- _Material_

>>>

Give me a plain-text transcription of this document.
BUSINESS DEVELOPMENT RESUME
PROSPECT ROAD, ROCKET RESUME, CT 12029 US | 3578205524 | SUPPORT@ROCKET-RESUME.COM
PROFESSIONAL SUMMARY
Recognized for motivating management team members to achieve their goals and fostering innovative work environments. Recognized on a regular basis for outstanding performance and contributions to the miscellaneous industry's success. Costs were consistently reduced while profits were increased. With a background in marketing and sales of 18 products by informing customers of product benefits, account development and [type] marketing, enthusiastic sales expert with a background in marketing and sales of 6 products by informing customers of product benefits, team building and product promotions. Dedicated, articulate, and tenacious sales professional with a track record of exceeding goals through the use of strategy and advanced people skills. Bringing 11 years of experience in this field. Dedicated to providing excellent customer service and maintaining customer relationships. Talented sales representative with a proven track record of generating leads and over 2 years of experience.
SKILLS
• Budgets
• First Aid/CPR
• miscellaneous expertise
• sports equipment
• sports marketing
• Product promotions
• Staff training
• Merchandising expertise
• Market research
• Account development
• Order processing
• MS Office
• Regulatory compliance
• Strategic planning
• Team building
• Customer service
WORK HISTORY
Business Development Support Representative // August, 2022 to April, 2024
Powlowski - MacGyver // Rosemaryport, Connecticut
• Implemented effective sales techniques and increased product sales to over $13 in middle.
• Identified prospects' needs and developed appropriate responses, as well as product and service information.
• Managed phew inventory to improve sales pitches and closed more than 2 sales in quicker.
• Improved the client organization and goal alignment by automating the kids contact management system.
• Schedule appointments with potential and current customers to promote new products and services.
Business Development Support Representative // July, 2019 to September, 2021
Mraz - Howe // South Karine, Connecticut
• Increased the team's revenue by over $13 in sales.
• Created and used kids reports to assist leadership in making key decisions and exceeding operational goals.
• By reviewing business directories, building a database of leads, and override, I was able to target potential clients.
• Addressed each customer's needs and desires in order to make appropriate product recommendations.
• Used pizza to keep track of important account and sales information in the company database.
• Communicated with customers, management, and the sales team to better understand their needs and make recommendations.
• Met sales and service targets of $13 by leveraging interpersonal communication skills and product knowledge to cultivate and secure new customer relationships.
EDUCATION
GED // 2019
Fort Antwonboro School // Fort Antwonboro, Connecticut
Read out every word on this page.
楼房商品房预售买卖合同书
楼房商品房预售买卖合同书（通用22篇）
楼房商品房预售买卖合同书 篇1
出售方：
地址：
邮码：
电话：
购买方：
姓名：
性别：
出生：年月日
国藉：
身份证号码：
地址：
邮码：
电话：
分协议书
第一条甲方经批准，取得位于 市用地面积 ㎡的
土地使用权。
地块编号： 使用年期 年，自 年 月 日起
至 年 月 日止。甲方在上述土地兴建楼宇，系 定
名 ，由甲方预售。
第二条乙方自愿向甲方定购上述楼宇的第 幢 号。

<<<

- _What is asked_
Each line of the material above either contains the word "kids" or does not; state how many do, and nothing else.

- _Full solution_
2